● **Short problem**: Repeat every line below exactly, word for word.
━━━━━ Given entries ━━━━━
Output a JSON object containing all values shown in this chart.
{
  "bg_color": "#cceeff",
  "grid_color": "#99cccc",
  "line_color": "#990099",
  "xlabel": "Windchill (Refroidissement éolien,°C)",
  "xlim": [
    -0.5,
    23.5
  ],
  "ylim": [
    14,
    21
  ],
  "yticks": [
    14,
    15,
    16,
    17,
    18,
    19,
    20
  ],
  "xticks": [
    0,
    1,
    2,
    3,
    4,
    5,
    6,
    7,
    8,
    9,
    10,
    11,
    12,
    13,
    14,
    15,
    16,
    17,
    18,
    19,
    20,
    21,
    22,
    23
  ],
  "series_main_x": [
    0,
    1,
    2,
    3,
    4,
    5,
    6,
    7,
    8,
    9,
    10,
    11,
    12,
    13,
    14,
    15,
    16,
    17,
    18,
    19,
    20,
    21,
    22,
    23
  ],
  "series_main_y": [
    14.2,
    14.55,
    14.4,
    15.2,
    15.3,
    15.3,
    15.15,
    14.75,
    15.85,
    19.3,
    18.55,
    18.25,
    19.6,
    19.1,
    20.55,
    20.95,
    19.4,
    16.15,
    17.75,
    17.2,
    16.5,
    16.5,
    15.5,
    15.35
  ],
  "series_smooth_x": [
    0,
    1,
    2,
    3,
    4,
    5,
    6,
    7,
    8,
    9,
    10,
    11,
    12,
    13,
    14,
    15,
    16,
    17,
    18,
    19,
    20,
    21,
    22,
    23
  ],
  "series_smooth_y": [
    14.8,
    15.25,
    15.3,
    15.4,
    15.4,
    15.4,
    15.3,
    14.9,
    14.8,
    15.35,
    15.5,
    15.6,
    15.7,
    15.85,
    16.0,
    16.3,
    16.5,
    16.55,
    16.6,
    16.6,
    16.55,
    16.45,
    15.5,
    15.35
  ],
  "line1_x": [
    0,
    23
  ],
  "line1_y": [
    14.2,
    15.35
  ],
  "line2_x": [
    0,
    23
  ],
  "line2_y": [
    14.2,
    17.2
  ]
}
━━━━━
● **Problem solution**:
Output a JSON object containing all values shown in this chart.
{
  "bg_color": "#cceeff",
  "grid_color": "#99cccc",
  "line_color": "#990099",
  "xlabel": "Windchill (Refroidissement éolien,°C)",
  "xlim": [
    -0.5,
    23.5
  ],
  "ylim": [
    14,
    21
  ],
  "yticks": [
    14,
    15,
    16,
    17,
    18,
    19,
    20
  ],
  "xticks": [
    0,
    1,
    2,
    3,
    4,
    5,
    6,
    7,
    8,
    9,
    10,
    11,
    12,
    13,
    14,
    15,
    16,
    17,
    18,
    19,
    20,
    21,
    22,
    23
  ],
  "series_main_x": [
    0,
    1,
    2,
    3,
    4,
    5,
    6,
    7,
    8,
    9,
    10,
    11,
    12,
    13,
    14,
    15,
    16,
    17,
    18,
    19,
    20,
    21,
    22,
    23
  ],
  "series_main_y": [
    14.2,
    14.55,
    14.4,
    15.2,
    15.3,
    15.3,
    15.15,
    14.75,
    15.85,
    19.3,
    18.55,
    18.25,
    19.6,
    19.1,
    20.55,
    20.95,
    19.4,
    16.15,
    17.75,
    17.2,
    16.5,
    16.5,
    15.5,
    15.35
  ],
  "series_smooth_x": [
    0,
    1,
    2,
    3,
    4,
    5,
    6,
    7,
    8,
    9,
    10,
    11,
    12,
    13,
    14,
    15,
    16,
    17,
    18,
    19,
    20,
    21,
    22,
    23
  ],
  "series_smooth_y": [
    14.8,
    15.25,
    15.3,
    15.4,
    15.4,
    15.4,
    15.3,
    14.9,
    14.8,
    15.35,
    15.5,
    15.6,
    15.7,
    15.85,
    16.0,
    16.3,
    16.5,
    16.55,
    16.6,
    16.6,
    16.55,
    16.45,
    15.5,
    15.35
  ],
  "line1_x": [
    0,
    23
  ],
  "line1_y": [
    14.2,
    15.35
  ],
  "line2_x": [
    0,
    23
  ],
  "line2_y": [
    14.2,
    17.2
  ]
}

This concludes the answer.